• _Source material_:
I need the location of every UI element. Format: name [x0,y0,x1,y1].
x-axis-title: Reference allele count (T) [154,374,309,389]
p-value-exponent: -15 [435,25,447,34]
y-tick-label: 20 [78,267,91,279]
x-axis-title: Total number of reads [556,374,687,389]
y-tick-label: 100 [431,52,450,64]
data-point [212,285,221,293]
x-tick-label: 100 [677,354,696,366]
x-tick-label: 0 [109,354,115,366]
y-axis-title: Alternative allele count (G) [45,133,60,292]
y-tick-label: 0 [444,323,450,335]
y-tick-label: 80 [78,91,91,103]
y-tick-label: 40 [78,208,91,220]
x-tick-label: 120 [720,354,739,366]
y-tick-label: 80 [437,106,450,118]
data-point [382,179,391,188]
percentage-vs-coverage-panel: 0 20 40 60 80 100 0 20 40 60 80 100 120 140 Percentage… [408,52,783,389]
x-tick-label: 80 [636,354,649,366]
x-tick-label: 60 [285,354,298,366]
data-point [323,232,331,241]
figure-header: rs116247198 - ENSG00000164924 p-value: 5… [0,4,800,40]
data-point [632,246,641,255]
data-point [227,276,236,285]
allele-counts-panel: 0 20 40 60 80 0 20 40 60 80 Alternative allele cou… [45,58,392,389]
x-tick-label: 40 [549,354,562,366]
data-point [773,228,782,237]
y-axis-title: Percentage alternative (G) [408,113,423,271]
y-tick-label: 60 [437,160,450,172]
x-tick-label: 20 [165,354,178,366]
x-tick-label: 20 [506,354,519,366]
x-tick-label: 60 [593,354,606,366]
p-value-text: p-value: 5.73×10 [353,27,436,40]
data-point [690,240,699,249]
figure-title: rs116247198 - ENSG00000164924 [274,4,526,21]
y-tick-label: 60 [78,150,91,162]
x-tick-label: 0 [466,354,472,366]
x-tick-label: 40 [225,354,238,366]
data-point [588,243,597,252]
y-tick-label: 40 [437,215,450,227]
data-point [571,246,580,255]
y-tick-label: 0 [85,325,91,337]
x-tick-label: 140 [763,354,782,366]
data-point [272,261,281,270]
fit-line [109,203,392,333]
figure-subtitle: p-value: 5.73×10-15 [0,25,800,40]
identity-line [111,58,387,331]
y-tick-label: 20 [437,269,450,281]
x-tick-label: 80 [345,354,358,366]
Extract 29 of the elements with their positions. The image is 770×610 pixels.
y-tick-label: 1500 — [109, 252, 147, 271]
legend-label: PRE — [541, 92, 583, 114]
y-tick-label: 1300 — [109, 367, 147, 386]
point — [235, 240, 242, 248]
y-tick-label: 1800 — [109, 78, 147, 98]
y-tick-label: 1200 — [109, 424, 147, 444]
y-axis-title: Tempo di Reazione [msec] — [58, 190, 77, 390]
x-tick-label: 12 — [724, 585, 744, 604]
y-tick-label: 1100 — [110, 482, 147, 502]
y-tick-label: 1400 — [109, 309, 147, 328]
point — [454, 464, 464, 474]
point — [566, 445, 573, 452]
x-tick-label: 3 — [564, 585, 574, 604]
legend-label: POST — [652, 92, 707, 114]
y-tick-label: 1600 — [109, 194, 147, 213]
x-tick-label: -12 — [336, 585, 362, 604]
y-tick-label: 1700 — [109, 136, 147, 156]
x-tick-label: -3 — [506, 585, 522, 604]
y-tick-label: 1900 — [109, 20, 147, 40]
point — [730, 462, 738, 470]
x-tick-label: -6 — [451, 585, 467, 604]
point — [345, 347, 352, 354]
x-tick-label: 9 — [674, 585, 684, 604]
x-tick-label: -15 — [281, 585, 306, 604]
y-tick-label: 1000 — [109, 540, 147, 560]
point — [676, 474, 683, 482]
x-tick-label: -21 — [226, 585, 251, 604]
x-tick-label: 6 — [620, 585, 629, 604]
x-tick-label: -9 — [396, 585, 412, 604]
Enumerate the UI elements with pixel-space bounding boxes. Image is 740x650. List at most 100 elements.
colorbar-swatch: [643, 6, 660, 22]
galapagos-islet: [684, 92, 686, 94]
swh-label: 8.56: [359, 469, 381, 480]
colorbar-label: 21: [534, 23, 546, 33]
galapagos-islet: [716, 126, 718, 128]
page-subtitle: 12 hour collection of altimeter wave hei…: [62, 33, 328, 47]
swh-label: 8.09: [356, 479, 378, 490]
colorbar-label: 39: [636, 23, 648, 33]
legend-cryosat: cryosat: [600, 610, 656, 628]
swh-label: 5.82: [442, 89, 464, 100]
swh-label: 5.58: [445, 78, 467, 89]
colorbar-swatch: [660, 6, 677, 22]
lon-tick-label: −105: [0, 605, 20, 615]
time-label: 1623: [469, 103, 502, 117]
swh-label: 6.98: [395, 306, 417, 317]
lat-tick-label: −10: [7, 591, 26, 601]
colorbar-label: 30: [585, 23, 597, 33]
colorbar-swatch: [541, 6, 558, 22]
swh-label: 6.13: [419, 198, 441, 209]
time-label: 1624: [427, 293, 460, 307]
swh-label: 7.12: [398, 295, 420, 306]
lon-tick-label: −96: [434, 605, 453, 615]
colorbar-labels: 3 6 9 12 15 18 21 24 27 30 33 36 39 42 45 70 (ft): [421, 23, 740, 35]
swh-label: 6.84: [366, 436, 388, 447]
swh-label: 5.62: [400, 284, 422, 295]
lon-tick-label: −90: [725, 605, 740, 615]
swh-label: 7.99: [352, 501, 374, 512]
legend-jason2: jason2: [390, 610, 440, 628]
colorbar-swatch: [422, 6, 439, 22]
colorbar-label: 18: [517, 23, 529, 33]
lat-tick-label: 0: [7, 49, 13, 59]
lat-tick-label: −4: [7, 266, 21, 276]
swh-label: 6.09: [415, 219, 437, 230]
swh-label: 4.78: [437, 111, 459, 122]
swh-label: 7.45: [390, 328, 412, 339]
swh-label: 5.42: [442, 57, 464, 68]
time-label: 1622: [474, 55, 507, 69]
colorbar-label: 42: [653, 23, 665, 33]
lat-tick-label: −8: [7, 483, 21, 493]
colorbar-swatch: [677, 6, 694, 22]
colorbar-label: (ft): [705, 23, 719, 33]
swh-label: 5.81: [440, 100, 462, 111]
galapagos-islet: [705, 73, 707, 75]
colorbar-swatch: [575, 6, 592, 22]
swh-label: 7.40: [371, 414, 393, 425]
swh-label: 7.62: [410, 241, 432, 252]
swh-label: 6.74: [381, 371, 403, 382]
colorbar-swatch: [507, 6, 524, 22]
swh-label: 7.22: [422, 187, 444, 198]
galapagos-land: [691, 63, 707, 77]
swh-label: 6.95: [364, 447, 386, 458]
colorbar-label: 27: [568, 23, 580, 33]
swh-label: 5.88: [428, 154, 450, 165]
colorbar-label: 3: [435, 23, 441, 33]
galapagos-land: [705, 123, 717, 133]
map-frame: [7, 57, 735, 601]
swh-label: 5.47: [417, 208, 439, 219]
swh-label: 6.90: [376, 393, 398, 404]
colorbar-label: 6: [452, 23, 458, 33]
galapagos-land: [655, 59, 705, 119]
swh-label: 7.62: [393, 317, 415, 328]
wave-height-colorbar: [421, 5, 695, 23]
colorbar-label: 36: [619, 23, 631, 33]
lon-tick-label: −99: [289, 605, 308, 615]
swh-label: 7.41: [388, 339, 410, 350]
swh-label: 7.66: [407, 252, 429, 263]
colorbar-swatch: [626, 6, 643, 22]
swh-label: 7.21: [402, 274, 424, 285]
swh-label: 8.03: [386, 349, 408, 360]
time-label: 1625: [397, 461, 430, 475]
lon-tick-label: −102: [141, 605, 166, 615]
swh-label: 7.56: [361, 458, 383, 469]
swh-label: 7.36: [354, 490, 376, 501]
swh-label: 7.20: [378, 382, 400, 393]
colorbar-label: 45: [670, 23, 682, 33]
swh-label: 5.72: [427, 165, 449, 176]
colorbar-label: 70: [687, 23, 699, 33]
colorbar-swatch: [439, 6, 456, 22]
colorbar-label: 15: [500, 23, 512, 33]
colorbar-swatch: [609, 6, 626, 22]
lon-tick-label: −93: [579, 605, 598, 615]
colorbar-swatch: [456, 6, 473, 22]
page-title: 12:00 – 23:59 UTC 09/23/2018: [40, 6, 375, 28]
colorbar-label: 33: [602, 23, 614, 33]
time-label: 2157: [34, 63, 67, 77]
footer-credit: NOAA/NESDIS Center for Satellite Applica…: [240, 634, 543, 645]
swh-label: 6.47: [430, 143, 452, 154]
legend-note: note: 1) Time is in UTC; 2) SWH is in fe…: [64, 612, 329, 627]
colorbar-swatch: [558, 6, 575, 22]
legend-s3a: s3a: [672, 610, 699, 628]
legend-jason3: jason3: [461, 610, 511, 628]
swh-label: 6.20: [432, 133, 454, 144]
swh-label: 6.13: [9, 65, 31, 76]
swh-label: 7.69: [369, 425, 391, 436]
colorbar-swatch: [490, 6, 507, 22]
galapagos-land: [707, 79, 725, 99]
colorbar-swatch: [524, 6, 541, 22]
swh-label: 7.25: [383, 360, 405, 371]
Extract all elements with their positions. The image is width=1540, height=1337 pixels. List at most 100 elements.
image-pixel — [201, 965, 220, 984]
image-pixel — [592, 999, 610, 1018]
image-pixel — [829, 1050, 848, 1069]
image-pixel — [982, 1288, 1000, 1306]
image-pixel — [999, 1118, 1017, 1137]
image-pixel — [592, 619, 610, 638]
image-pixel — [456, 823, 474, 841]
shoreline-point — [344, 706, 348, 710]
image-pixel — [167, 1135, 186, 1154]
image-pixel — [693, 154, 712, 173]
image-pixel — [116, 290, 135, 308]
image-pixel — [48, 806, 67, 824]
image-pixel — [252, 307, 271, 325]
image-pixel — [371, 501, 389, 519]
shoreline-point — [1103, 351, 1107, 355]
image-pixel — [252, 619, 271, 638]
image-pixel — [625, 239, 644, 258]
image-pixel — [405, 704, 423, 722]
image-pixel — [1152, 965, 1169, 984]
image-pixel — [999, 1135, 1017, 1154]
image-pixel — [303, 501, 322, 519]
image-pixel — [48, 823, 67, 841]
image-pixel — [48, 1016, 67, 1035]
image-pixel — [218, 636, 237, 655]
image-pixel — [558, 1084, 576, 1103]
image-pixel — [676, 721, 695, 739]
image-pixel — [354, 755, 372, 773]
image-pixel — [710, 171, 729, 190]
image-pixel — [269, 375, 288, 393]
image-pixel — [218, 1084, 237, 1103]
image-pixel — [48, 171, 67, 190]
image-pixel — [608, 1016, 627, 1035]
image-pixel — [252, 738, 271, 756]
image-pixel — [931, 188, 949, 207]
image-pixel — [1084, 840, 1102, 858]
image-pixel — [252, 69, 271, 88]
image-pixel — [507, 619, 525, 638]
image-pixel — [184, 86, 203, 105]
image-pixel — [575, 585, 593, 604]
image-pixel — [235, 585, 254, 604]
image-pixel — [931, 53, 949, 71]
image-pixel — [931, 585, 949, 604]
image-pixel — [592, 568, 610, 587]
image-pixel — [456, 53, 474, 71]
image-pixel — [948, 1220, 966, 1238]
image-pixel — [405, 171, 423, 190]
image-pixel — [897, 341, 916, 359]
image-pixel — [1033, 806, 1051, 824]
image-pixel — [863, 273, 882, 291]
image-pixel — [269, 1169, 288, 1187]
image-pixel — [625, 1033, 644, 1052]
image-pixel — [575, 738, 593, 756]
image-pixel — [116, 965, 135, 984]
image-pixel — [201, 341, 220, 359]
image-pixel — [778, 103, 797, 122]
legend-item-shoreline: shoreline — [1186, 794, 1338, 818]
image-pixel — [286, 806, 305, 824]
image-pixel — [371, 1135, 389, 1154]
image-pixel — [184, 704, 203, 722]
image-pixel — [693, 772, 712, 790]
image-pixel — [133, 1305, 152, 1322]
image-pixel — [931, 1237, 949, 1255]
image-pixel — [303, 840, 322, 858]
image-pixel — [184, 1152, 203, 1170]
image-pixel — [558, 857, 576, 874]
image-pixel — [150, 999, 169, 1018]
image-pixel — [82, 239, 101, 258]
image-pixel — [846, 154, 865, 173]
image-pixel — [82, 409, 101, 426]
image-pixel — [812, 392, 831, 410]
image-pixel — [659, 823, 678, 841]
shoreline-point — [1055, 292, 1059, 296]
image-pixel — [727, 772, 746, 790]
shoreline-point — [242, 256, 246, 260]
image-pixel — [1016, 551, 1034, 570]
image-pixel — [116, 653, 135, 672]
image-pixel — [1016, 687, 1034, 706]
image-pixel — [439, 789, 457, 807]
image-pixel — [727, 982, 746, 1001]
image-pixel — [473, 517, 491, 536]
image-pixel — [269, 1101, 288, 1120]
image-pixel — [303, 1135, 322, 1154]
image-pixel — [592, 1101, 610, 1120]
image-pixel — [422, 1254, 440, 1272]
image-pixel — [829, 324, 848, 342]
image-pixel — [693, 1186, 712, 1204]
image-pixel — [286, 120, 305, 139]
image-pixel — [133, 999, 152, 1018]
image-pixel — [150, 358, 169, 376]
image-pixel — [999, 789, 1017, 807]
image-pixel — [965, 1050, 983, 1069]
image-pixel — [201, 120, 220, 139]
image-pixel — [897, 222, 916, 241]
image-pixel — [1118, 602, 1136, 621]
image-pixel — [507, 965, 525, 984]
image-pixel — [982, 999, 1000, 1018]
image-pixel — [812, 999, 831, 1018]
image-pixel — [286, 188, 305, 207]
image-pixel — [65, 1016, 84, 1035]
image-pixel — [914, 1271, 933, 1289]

• _Problem to solve_: Rewrite the data from its first line through the line containing "x-tick-label: 100 [677,354,696,366]", replacing every "x-axis-title" with "horizontal-axis-title" and leaving everything else unchanged.

• _Solution to this problem_:
I need the location of every UI element. Format: name [x0,y0,x1,y1].
horizontal-axis-title: Reference allele count (T) [154,374,309,389]
p-value-exponent: -15 [435,25,447,34]
y-tick-label: 20 [78,267,91,279]
horizontal-axis-title: Total number of reads [556,374,687,389]
y-tick-label: 100 [431,52,450,64]
data-point [212,285,221,293]
x-tick-label: 100 [677,354,696,366]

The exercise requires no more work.